** begin Dataset excerpts **

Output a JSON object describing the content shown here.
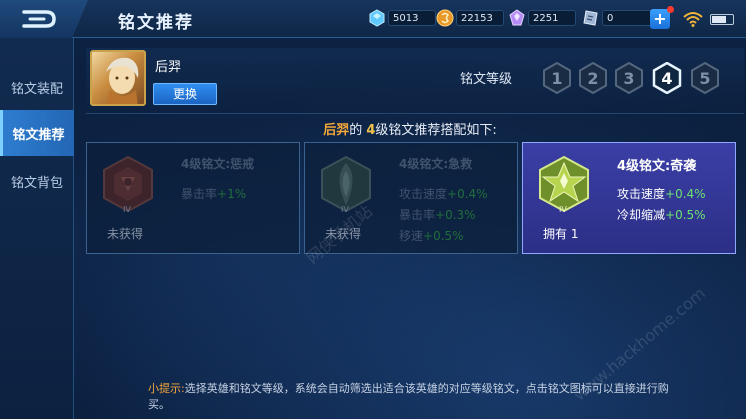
{
  "header": {
    "title": "铭文推荐",
    "resources": [
      {
        "icon": "diamond-icon",
        "value": "5013"
      },
      {
        "icon": "gold-coin-icon",
        "value": "22153"
      },
      {
        "icon": "gem-icon",
        "value": "2251"
      },
      {
        "icon": "voucher-icon",
        "value": "0"
      }
    ]
  },
  "sidebar": {
    "items": [
      {
        "label": "铭文装配"
      },
      {
        "label": "铭文推荐"
      },
      {
        "label": "铭文背包"
      }
    ]
  },
  "hero": {
    "name": "后羿",
    "change_label": "更换"
  },
  "level_selector": {
    "label": "铭文等级",
    "levels": [
      "1",
      "2",
      "3",
      "4",
      "5"
    ],
    "selected": "4"
  },
  "recommend": {
    "hero": "后羿",
    "mid1": "的 ",
    "level": "4",
    "suffix": "级铭文推荐搭配如下:"
  },
  "cards": [
    {
      "name": "4级铭文:惩戒",
      "stats": [
        {
          "label": "暴击率",
          "value": "+1%"
        }
      ],
      "status": "未获得",
      "roman": "IV"
    },
    {
      "name": "4级铭文:急救",
      "stats": [
        {
          "label": "攻击速度",
          "value": "+0.4%"
        },
        {
          "label": "暴击率",
          "value": "+0.3%"
        },
        {
          "label": "移速",
          "value": "+0.5%"
        }
      ],
      "status": "未获得",
      "roman": "IV"
    },
    {
      "name": "4级铭文:奇袭",
      "stats": [
        {
          "label": "攻击速度",
          "value": "+0.4%"
        },
        {
          "label": "冷却缩减",
          "value": "+0.5%"
        }
      ],
      "status": "拥有 1",
      "roman": "IV"
    }
  ],
  "tip": {
    "lead": "小提示:",
    "text": "选择英雄和铭文等级，系统会自动筛选出适合该英雄的对应等级铭文，点击铭文图标可以直接进行购买。"
  },
  "watermarks": [
    "网侠手机站",
    "www.hackhome.com"
  ]
}
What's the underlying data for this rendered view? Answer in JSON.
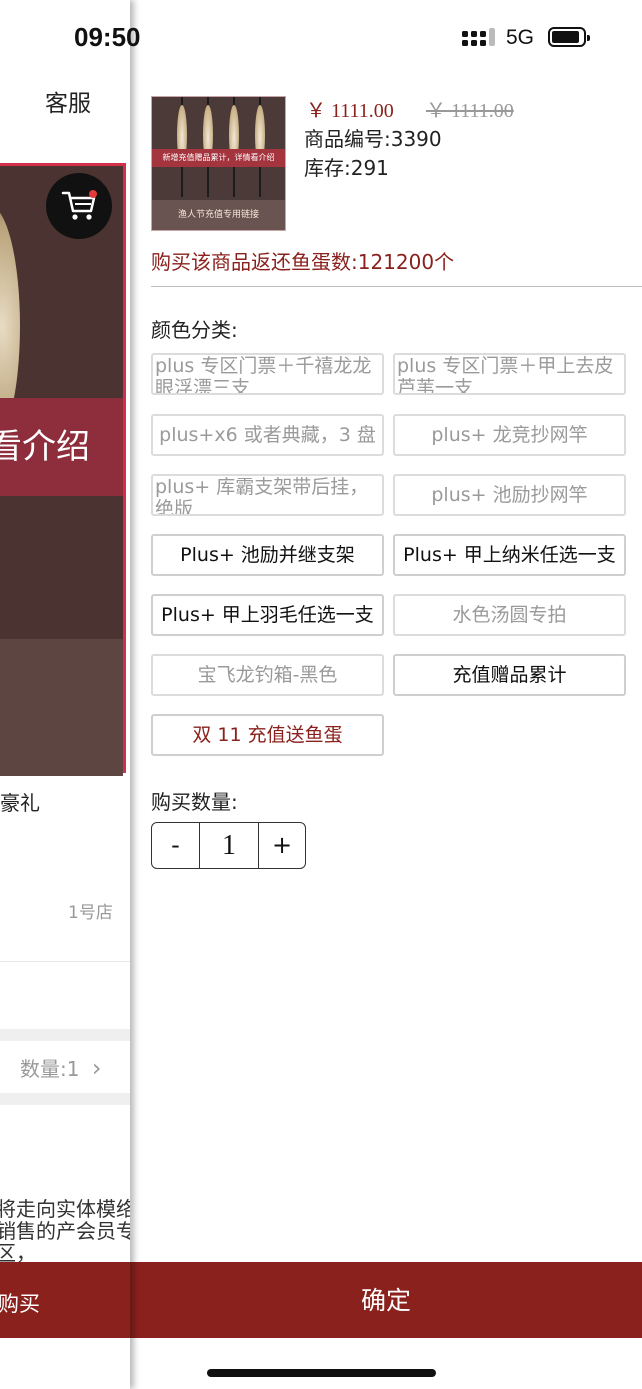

** end Dataset excerpts **

#### Given instruction
Identify lines with the string "name". Copy each one.

#### Full answer
    "name": "后羿",
      "name": "4级铭文:惩戒",
      "name": "4级铭文:急救",
      "name": "4级铭文:奇袭",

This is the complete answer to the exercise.